Retype the data below without altering anything.

start

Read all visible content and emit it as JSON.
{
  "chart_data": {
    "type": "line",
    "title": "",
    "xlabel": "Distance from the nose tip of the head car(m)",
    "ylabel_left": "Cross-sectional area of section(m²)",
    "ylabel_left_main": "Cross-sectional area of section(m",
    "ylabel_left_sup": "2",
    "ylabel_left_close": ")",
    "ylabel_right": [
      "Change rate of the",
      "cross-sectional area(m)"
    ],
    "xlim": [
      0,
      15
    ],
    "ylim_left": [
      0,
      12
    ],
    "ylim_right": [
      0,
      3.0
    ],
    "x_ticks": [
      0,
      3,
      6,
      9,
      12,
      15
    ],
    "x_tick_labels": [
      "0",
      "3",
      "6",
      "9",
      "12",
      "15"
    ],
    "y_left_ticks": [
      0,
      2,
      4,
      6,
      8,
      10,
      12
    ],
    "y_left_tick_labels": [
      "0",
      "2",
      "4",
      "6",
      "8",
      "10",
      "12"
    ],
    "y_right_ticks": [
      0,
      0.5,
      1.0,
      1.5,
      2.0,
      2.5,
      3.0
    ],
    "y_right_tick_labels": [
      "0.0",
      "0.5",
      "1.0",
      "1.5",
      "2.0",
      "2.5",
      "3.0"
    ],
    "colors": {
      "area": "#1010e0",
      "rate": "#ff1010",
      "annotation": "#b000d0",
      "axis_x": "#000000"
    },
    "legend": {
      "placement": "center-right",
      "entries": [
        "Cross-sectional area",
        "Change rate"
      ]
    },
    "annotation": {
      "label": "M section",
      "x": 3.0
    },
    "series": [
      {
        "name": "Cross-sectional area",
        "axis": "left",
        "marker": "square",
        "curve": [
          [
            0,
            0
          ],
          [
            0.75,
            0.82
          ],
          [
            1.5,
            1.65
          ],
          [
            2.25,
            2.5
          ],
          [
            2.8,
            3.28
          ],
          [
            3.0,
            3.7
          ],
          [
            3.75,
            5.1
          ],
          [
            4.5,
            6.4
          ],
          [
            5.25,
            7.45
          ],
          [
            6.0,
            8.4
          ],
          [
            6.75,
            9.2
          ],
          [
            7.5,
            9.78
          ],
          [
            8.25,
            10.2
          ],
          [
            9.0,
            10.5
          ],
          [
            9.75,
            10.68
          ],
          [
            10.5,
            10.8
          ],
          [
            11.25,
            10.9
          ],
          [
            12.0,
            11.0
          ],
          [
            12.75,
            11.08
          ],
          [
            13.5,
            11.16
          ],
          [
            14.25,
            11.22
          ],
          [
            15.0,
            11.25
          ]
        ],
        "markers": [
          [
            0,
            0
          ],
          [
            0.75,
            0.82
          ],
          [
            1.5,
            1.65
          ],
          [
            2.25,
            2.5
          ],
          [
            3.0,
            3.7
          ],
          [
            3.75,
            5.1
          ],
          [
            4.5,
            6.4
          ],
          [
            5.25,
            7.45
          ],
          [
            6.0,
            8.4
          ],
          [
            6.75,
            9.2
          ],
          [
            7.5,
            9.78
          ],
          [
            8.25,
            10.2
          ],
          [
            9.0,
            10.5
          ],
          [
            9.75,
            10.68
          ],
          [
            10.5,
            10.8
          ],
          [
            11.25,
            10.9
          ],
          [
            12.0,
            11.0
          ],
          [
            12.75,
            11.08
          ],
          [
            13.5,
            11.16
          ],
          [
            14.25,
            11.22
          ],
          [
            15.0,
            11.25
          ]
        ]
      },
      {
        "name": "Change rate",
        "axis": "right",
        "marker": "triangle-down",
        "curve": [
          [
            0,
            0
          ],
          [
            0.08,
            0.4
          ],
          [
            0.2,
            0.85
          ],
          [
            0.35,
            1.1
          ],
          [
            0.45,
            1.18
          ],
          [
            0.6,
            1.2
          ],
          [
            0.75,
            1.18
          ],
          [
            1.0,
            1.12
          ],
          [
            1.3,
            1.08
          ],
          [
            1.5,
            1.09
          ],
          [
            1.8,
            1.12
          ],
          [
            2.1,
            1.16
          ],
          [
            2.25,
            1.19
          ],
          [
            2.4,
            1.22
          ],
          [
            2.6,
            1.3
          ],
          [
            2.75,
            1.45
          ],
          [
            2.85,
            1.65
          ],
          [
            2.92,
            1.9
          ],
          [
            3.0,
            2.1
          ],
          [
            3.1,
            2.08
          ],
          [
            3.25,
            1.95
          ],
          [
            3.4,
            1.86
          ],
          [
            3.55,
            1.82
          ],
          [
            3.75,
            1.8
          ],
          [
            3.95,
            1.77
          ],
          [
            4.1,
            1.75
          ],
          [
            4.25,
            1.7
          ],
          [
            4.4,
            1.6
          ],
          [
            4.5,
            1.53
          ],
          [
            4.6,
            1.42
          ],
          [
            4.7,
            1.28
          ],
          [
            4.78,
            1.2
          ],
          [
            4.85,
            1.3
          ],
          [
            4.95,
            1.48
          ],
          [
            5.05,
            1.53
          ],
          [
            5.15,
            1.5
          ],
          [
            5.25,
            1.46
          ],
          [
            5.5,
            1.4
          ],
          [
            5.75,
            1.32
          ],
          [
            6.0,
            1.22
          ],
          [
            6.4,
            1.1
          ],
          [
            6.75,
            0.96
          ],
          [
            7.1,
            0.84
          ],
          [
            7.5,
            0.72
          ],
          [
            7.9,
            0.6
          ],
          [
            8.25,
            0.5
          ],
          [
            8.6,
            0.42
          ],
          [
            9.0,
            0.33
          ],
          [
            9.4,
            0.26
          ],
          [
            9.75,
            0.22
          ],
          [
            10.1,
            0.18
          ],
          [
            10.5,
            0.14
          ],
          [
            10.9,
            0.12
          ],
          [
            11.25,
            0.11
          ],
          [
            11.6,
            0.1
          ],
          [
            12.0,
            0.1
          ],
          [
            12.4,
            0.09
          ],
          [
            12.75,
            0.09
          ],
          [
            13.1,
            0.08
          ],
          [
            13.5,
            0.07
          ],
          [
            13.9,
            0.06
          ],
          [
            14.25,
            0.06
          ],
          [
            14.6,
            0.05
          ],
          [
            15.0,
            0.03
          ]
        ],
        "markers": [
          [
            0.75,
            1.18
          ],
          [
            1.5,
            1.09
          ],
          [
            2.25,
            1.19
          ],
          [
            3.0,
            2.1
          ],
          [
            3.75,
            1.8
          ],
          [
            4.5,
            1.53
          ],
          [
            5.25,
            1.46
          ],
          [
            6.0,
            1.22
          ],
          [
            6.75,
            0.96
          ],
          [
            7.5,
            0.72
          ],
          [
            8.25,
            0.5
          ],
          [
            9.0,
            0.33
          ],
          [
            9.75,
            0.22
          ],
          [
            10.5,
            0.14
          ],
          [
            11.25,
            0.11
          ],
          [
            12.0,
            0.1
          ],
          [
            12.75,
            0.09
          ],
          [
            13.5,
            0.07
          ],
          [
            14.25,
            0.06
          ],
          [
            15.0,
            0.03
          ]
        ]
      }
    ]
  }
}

end

## Answer:
Read all visible content and emit it as JSON.
{
  "chart_data": {
    "type": "line",
    "title": "",
    "xlabel": "Distance from the nose tip of the head car(m)",
    "ylabel_left": "Cross-sectional area of section(m²)",
    "ylabel_left_main": "Cross-sectional area of section(m",
    "ylabel_left_sup": "2",
    "ylabel_left_close": ")",
    "ylabel_right": [
      "Change rate of the",
      "cross-sectional area(m)"
    ],
    "xlim": [
      0,
      15
    ],
    "ylim_left": [
      0,
      12
    ],
    "ylim_right": [
      0,
      3.0
    ],
    "x_ticks": [
      0,
      3,
      6,
      9,
      12,
      15
    ],
    "x_tick_labels": [
      "0",
      "3",
      "6",
      "9",
      "12",
      "15"
    ],
    "y_left_ticks": [
      0,
      2,
      4,
      6,
      8,
      10,
      12
    ],
    "y_left_tick_labels": [
      "0",
      "2",
      "4",
      "6",
      "8",
      "10",
      "12"
    ],
    "y_right_ticks": [
      0,
      0.5,
      1.0,
      1.5,
      2.0,
      2.5,
      3.0
    ],
    "y_right_tick_labels": [
      "0.0",
      "0.5",
      "1.0",
      "1.5",
      "2.0",
      "2.5",
      "3.0"
    ],
    "colors": {
      "area": "#1010e0",
      "rate": "#ff1010",
      "annotation": "#b000d0",
      "axis_x": "#000000"
    },
    "legend": {
      "placement": "center-right",
      "entries": [
        "Cross-sectional area",
        "Change rate"
      ]
    },
    "annotation": {
      "label": "M section",
      "x": 3.0
    },
    "series": [
      {
        "name": "Cross-sectional area",
        "axis": "left",
        "marker": "square",
        "curve": [
          [
            0,
            0
          ],
          [
            0.75,
            0.82
          ],
          [
            1.5,
            1.65
          ],
          [
            2.25,
            2.5
          ],
          [
            2.8,
            3.28
          ],
          [
            3.0,
            3.7
          ],
          [
            3.75,
            5.1
          ],
          [
            4.5,
            6.4
          ],
          [
            5.25,
            7.45
          ],
          [
            6.0,
            8.4
          ],
          [
            6.75,
            9.2
          ],
          [
            7.5,
            9.78
          ],
          [
            8.25,
            10.2
          ],
          [
            9.0,
            10.5
          ],
          [
            9.75,
            10.68
          ],
          [
            10.5,
            10.8
          ],
          [
            11.25,
            10.9
          ],
          [
            12.0,
            11.0
          ],
          [
            12.75,
            11.08
          ],
          [
            13.5,
            11.16
          ],
          [
            14.25,
            11.22
          ],
          [
            15.0,
            11.25
          ]
        ],
        "markers": [
          [
            0,
            0
          ],
          [
            0.75,
            0.82
          ],
          [
            1.5,
            1.65
          ],
          [
            2.25,
            2.5
          ],
          [
            3.0,
            3.7
          ],
          [
            3.75,
            5.1
          ],
          [
            4.5,
            6.4
          ],
          [
            5.25,
            7.45
          ],
          [
            6.0,
            8.4
          ],
          [
            6.75,
            9.2
          ],
          [
            7.5,
            9.78
          ],
          [
            8.25,
            10.2
          ],
          [
            9.0,
            10.5
          ],
          [
            9.75,
            10.68
          ],
          [
            10.5,
            10.8
          ],
          [
            11.25,
            10.9
          ],
          [
            12.0,
            11.0
          ],
          [
            12.75,
            11.08
          ],
          [
            13.5,
            11.16
          ],
          [
            14.25,
            11.22
          ],
          [
            15.0,
            11.25
          ]
        ]
      },
      {
        "name": "Change rate",
        "axis": "right",
        "marker": "triangle-down",
        "curve": [
          [
            0,
            0
          ],
          [
            0.08,
            0.4
          ],
          [
            0.2,
            0.85
          ],
          [
            0.35,
            1.1
          ],
          [
            0.45,
            1.18
          ],
          [
            0.6,
            1.2
          ],
          [
            0.75,
            1.18
          ],
          [
            1.0,
            1.12
          ],
          [
            1.3,
            1.08
          ],
          [
            1.5,
            1.09
          ],
          [
            1.8,
            1.12
          ],
          [
            2.1,
            1.16
          ],
          [
            2.25,
            1.19
          ],
          [
            2.4,
            1.22
          ],
          [
            2.6,
            1.3
          ],
          [
            2.75,
            1.45
          ],
          [
            2.85,
            1.65
          ],
          [
            2.92,
            1.9
          ],
          [
            3.0,
            2.1
          ],
          [
            3.1,
            2.08
          ],
          [
            3.25,
            1.95
          ],
          [
            3.4,
            1.86
          ],
          [
            3.55,
            1.82
          ],
          [
            3.75,
            1.8
          ],
          [
            3.95,
            1.77
          ],
          [
            4.1,
            1.75
          ],
          [
            4.25,
            1.7
          ],
          [
            4.4,
            1.6
          ],
          [
            4.5,
            1.53
          ],
          [
            4.6,
            1.42
          ],
          [
            4.7,
            1.28
          ],
          [
            4.78,
            1.2
          ],
          [
            4.85,
            1.3
          ],
          [
            4.95,
            1.48
          ],
          [
            5.05,
            1.53
          ],
          [
            5.15,
            1.5
          ],
          [
            5.25,
            1.46
          ],
          [
            5.5,
            1.4
          ],
          [
            5.75,
            1.32
          ],
          [
            6.0,
            1.22
          ],
          [
            6.4,
            1.1
          ],
          [
            6.75,
            0.96
          ],
          [
            7.1,
            0.84
          ],
          [
            7.5,
            0.72
          ],
          [
            7.9,
            0.6
          ],
          [
            8.25,
            0.5
          ],
          [
            8.6,
            0.42
          ],
          [
            9.0,
            0.33
          ],
          [
            9.4,
            0.26
          ],
          [
            9.75,
            0.22
          ],
          [
            10.1,
            0.18
          ],
          [
            10.5,
            0.14
          ],
          [
            10.9,
            0.12
          ],
          [
            11.25,
            0.11
          ],
          [
            11.6,
            0.1
          ],
          [
            12.0,
            0.1
          ],
          [
            12.4,
            0.09
          ],
          [
            12.75,
            0.09
          ],
          [
            13.1,
            0.08
          ],
          [
            13.5,
            0.07
          ],
          [
            13.9,
            0.06
          ],
          [
            14.25,
            0.06
          ],
          [
            14.6,
            0.05
          ],
          [
            15.0,
            0.03
          ]
        ],
        "markers": [
          [
            0.75,
            1.18
          ],
          [
            1.5,
            1.09
          ],
          [
            2.25,
            1.19
          ],
          [
            3.0,
            2.1
          ],
          [
            3.75,
            1.8
          ],
          [
            4.5,
            1.53
          ],
          [
            5.25,
            1.46
          ],
          [
            6.0,
            1.22
          ],
          [
            6.75,
            0.96
          ],
          [
            7.5,
            0.72
          ],
          [
            8.25,
            0.5
          ],
          [
            9.0,
            0.33
          ],
          [
            9.75,
            0.22
          ],
          [
            10.5,
            0.14
          ],
          [
            11.25,
            0.11
          ],
          [
            12.0,
            0.1
          ],
          [
            12.75,
            0.09
          ],
          [
            13.5,
            0.07
          ],
          [
            14.25,
            0.06
          ],
          [
            15.0,
            0.03
          ]
        ]
      }
    ]
  }
}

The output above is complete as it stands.